Entries from a dataset
════════
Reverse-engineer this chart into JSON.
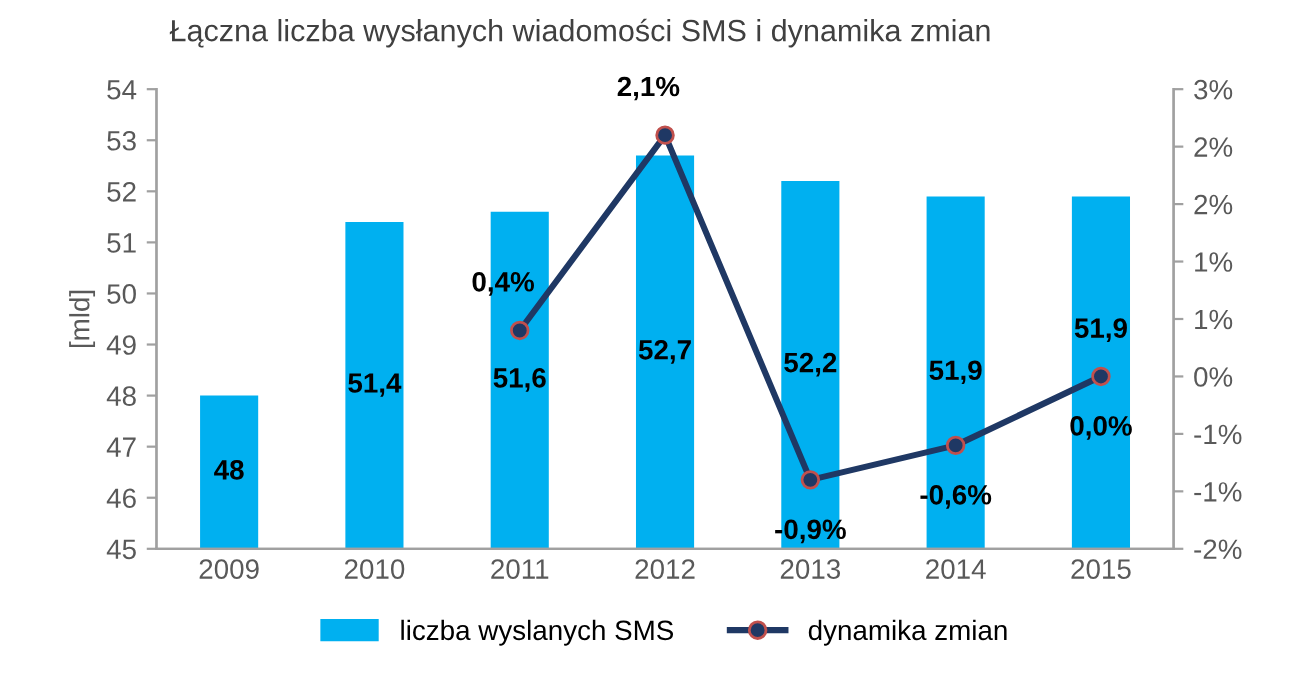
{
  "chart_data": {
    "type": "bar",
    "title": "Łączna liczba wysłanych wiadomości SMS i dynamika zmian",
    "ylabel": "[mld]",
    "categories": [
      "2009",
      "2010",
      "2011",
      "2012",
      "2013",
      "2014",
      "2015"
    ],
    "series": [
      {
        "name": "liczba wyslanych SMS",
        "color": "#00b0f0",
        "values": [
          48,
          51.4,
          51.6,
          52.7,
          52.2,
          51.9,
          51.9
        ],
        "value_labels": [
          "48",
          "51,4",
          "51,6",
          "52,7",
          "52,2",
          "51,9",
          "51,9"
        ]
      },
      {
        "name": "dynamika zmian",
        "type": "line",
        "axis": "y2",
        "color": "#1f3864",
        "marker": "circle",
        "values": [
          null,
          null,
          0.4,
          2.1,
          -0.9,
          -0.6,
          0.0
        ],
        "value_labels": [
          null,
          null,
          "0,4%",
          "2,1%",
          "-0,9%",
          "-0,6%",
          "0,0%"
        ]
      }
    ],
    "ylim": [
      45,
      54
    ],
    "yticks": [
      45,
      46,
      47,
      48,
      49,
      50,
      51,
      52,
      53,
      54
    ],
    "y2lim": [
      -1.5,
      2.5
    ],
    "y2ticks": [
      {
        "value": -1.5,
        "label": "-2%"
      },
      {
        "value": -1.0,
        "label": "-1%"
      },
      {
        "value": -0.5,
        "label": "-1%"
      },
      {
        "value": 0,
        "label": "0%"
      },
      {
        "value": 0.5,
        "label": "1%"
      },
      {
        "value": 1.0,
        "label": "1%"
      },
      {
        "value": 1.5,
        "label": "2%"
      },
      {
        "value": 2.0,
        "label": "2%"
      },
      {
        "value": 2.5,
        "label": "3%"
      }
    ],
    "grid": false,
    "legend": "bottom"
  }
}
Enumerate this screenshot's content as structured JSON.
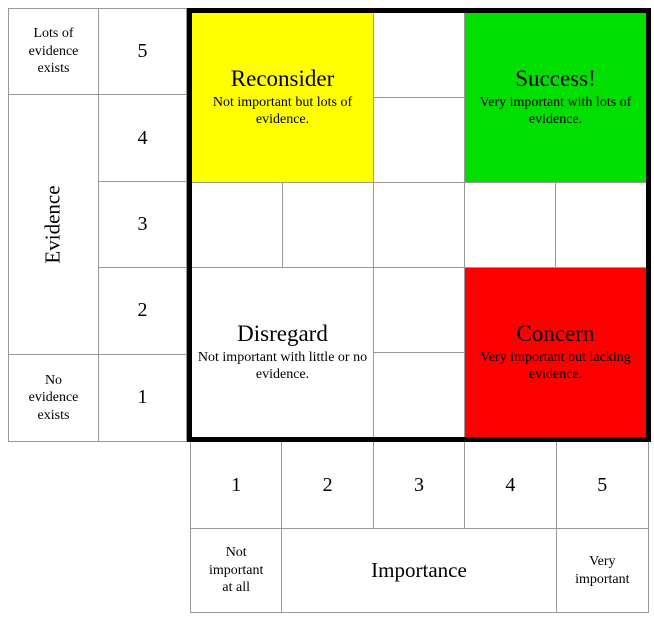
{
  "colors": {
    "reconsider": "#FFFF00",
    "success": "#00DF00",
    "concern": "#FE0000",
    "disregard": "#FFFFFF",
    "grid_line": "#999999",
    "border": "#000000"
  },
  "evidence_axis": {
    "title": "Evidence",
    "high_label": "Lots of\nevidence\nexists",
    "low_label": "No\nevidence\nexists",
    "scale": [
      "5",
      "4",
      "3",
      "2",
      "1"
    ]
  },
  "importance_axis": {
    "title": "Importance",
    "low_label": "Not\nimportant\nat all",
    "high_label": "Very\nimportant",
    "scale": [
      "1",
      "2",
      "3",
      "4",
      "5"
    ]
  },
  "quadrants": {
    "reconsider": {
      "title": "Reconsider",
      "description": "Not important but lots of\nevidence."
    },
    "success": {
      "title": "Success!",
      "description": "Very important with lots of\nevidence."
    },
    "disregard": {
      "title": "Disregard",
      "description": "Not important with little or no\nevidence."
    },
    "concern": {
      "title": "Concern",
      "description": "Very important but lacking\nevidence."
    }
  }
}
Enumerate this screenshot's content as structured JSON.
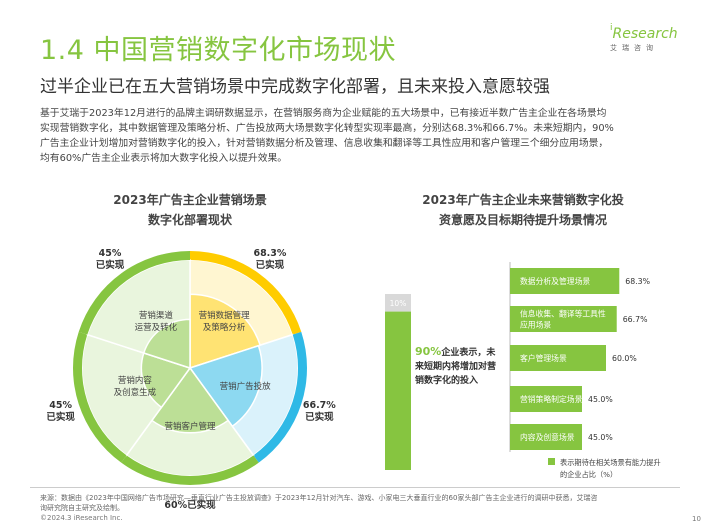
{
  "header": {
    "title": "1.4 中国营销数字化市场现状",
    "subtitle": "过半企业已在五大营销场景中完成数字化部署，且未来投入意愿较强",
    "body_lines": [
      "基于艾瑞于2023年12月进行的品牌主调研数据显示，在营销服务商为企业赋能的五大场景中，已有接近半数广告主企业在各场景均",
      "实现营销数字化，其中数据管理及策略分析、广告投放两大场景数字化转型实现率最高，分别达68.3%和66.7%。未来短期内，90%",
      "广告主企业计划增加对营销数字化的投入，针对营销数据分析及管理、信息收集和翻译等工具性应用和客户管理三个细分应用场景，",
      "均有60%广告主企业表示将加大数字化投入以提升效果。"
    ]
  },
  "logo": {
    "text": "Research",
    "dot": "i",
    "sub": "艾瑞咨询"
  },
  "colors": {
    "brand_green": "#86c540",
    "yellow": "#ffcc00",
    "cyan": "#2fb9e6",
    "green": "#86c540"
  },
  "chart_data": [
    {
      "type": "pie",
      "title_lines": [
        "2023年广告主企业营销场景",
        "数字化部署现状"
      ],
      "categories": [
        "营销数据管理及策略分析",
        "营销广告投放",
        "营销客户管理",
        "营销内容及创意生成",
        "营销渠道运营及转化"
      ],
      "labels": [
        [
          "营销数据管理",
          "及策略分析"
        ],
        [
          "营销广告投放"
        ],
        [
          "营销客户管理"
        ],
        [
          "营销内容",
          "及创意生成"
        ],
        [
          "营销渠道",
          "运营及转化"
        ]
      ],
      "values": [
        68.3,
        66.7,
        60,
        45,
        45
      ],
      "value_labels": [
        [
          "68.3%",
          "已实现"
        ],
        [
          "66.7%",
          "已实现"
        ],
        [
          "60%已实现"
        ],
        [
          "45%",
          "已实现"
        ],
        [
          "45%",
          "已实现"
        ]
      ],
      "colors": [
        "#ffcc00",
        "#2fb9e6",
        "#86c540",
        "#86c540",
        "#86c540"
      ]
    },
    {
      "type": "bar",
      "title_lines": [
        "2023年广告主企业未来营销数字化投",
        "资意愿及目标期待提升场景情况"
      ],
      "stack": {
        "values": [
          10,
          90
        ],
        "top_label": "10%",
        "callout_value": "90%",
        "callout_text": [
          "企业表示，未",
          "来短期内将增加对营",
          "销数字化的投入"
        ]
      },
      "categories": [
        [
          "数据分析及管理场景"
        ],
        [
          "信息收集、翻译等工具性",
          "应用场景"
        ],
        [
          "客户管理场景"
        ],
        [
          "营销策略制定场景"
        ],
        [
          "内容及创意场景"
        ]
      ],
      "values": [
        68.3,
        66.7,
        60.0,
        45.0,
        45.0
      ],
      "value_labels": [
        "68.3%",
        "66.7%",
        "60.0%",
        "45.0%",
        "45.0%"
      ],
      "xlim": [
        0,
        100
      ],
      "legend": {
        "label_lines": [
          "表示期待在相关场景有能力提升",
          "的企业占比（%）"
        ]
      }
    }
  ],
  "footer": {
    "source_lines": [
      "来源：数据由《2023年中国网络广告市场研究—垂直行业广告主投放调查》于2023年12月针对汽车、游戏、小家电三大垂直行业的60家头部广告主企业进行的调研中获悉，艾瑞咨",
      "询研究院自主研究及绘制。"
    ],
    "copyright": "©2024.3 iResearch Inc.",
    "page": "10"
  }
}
════════
→ **WHAT THE EXERCISE ASKS**: Verbatim reproduction of every record is required; images are left out.

→ **SOLUTION**:
Reverse-engineer this chart into JSON.
{
  "chart_data": {
    "type": "bar",
    "title": "Łączna liczba wysłanych wiadomości SMS i dynamika zmian",
    "ylabel": "[mld]",
    "categories": [
      "2009",
      "2010",
      "2011",
      "2012",
      "2013",
      "2014",
      "2015"
    ],
    "series": [
      {
        "name": "liczba wyslanych SMS",
        "color": "#00b0f0",
        "values": [
          48,
          51.4,
          51.6,
          52.7,
          52.2,
          51.9,
          51.9
        ],
        "value_labels": [
          "48",
          "51,4",
          "51,6",
          "52,7",
          "52,2",
          "51,9",
          "51,9"
        ]
      },
      {
        "name": "dynamika zmian",
        "type": "line",
        "axis": "y2",
        "color": "#1f3864",
        "marker": "circle",
        "values": [
          null,
          null,
          0.4,
          2.1,
          -0.9,
          -0.6,
          0.0
        ],
        "value_labels": [
          null,
          null,
          "0,4%",
          "2,1%",
          "-0,9%",
          "-0,6%",
          "0,0%"
        ]
      }
    ],
    "ylim": [
      45,
      54
    ],
    "yticks": [
      45,
      46,
      47,
      48,
      49,
      50,
      51,
      52,
      53,
      54
    ],
    "y2lim": [
      -1.5,
      2.5
    ],
    "y2ticks": [
      {
        "value": -1.5,
        "label": "-2%"
      },
      {
        "value": -1.0,
        "label": "-1%"
      },
      {
        "value": -0.5,
        "label": "-1%"
      },
      {
        "value": 0,
        "label": "0%"
      },
      {
        "value": 0.5,
        "label": "1%"
      },
      {
        "value": 1.0,
        "label": "1%"
      },
      {
        "value": 1.5,
        "label": "2%"
      },
      {
        "value": 2.0,
        "label": "2%"
      },
      {
        "value": 2.5,
        "label": "3%"
      }
    ],
    "grid": false,
    "legend": "bottom"
  }
}
Enumerate this screenshot's content as structured JSON.
{
  "colors": {
    "reconsider": "#FFFF00",
    "success": "#00DF00",
    "concern": "#FE0000",
    "disregard": "#FFFFFF",
    "grid_line": "#999999",
    "border": "#000000"
  },
  "evidence_axis": {
    "title": "Evidence",
    "high_label": "Lots of\nevidence\nexists",
    "low_label": "No\nevidence\nexists",
    "scale": [
      "5",
      "4",
      "3",
      "2",
      "1"
    ]
  },
  "importance_axis": {
    "title": "Importance",
    "low_label": "Not\nimportant\nat all",
    "high_label": "Very\nimportant",
    "scale": [
      "1",
      "2",
      "3",
      "4",
      "5"
    ]
  },
  "quadrants": {
    "reconsider": {
      "title": "Reconsider",
      "description": "Not important but lots of\nevidence."
    },
    "success": {
      "title": "Success!",
      "description": "Very important with lots of\nevidence."
    },
    "disregard": {
      "title": "Disregard",
      "description": "Not important with little or no\nevidence."
    },
    "concern": {
      "title": "Concern",
      "description": "Very important but lacking\nevidence."
    }
  }
}
Enumerate this screenshot's content as structured JSON.
{
  "header": {
    "title": "1.4 中国营销数字化市场现状",
    "subtitle": "过半企业已在五大营销场景中完成数字化部署，且未来投入意愿较强",
    "body_lines": [
      "基于艾瑞于2023年12月进行的品牌主调研数据显示，在营销服务商为企业赋能的五大场景中，已有接近半数广告主企业在各场景均",
      "实现营销数字化，其中数据管理及策略分析、广告投放两大场景数字化转型实现率最高，分别达68.3%和66.7%。未来短期内，90%",
      "广告主企业计划增加对营销数字化的投入，针对营销数据分析及管理、信息收集和翻译等工具性应用和客户管理三个细分应用场景，",
      "均有60%广告主企业表示将加大数字化投入以提升效果。"
    ]
  },
  "logo": {
    "text": "Research",
    "dot": "i",
    "sub": "艾瑞咨询"
  },
  "colors": {
    "brand_green": "#86c540",
    "yellow": "#ffcc00",
    "cyan": "#2fb9e6",
    "green": "#86c540"
  },
  "chart_data": [
    {
      "type": "pie",
      "title_lines": [
        "2023年广告主企业营销场景",
        "数字化部署现状"
      ],
      "categories": [
        "营销数据管理及策略分析",
        "营销广告投放",
        "营销客户管理",
        "营销内容及创意生成",
        "营销渠道运营及转化"
      ],
      "labels": [
        [
          "营销数据管理",
          "及策略分析"
        ],
        [
          "营销广告投放"
        ],
        [
          "营销客户管理"
        ],
        [
          "营销内容",
          "及创意生成"
        ],
        [
          "营销渠道",
          "运营及转化"
        ]
      ],
      "values": [
        68.3,
        66.7,
        60,
        45,
        45
      ],
      "value_labels": [
        [
          "68.3%",
          "已实现"
        ],
        [
          "66.7%",
          "已实现"
        ],
        [
          "60%已实现"
        ],
        [
          "45%",
          "已实现"
        ],
        [
          "45%",
          "已实现"
        ]
      ],
      "colors": [
        "#ffcc00",
        "#2fb9e6",
        "#86c540",
        "#86c540",
        "#86c540"
      ]
    },
    {
      "type": "bar",
      "title_lines": [
        "2023年广告主企业未来营销数字化投",
        "资意愿及目标期待提升场景情况"
      ],
      "stack": {
        "values": [
          10,
          90
        ],
        "top_label": "10%",
        "callout_value": "90%",
        "callout_text": [
          "企业表示，未",
          "来短期内将增加对营",
          "销数字化的投入"
        ]
      },
      "categories": [
        [
          "数据分析及管理场景"
        ],
        [
          "信息收集、翻译等工具性",
          "应用场景"
        ],
        [
          "客户管理场景"
        ],
        [
          "营销策略制定场景"
        ],
        [
          "内容及创意场景"
        ]
      ],
      "values": [
        68.3,
        66.7,
        60.0,
        45.0,
        45.0
      ],
      "value_labels": [
        "68.3%",
        "66.7%",
        "60.0%",
        "45.0%",
        "45.0%"
      ],
      "xlim": [
        0,
        100
      ],
      "legend": {
        "label_lines": [
          "表示期待在相关场景有能力提升",
          "的企业占比（%）"
        ]
      }
    }
  ],
  "footer": {
    "source_lines": [
      "来源：数据由《2023年中国网络广告市场研究—垂直行业广告主投放调查》于2023年12月针对汽车、游戏、小家电三大垂直行业的60家头部广告主企业进行的调研中获悉，艾瑞咨",
      "询研究院自主研究及绘制。"
    ],
    "copyright": "©2024.3 iResearch Inc.",
    "page": "10"
  }
}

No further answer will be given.